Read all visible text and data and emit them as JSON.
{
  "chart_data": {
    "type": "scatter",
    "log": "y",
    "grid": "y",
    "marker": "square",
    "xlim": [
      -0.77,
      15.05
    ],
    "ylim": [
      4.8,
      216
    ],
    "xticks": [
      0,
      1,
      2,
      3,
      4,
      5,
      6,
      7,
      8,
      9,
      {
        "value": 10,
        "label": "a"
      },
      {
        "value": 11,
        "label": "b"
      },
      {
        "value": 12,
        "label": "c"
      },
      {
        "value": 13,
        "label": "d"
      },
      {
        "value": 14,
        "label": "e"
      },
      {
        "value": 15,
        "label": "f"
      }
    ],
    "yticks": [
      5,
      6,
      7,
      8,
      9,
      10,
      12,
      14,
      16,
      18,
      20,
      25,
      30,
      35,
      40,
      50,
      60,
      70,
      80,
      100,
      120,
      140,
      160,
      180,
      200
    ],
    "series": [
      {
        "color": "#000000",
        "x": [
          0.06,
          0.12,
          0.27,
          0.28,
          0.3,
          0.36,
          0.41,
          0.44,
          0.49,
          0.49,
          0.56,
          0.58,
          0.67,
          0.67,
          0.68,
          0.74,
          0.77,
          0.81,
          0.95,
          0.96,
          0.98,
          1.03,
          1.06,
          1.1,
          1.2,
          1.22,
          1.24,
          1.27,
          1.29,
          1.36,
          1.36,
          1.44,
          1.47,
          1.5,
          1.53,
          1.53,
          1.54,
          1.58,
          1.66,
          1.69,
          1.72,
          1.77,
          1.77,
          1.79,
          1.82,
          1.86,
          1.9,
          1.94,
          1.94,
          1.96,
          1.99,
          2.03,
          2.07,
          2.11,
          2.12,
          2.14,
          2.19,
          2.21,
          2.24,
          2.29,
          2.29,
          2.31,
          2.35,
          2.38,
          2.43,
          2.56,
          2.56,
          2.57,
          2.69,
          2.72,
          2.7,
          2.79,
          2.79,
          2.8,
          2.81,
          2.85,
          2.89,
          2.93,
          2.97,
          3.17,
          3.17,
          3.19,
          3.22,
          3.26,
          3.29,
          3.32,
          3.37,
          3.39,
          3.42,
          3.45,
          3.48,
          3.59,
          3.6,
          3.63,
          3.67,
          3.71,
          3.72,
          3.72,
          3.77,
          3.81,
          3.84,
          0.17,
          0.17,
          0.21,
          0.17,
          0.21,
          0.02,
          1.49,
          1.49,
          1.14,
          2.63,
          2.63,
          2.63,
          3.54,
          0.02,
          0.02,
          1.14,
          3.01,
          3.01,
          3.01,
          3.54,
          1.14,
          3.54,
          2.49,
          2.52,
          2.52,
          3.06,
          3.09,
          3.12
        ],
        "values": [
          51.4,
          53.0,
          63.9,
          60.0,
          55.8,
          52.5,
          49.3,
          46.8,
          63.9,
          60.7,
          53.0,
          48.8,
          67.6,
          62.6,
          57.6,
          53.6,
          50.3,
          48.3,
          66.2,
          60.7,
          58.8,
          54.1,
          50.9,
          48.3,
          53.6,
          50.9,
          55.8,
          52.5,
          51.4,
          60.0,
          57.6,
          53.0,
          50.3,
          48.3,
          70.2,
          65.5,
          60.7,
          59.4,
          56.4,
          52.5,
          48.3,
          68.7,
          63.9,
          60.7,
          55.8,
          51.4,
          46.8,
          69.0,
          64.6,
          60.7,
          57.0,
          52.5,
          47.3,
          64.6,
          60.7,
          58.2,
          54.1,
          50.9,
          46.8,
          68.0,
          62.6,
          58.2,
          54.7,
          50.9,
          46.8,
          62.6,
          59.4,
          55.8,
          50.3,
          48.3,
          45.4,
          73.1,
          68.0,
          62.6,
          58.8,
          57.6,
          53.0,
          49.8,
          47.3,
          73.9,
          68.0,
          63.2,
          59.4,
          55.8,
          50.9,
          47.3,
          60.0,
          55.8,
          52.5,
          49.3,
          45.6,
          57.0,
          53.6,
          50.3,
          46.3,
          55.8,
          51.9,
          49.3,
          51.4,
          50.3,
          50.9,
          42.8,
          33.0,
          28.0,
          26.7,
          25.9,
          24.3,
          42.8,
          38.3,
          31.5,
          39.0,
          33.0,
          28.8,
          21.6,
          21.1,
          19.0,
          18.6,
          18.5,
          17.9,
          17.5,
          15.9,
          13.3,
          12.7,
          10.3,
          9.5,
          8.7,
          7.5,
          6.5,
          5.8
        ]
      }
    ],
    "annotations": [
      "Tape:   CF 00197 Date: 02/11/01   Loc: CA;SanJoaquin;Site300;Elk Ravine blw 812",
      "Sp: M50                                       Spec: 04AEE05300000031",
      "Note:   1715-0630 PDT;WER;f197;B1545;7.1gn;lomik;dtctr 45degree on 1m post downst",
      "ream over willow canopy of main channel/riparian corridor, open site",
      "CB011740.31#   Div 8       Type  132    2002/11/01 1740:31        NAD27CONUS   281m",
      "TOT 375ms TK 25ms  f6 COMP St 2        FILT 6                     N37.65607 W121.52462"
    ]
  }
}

:::

Problem
Wherever "label" shows up in a line, copy that line.

Answer to this task
        "label": "a"
        "label": "b"
        "label": "c"
        "label": "d"
        "label": "e"
        "label": "f"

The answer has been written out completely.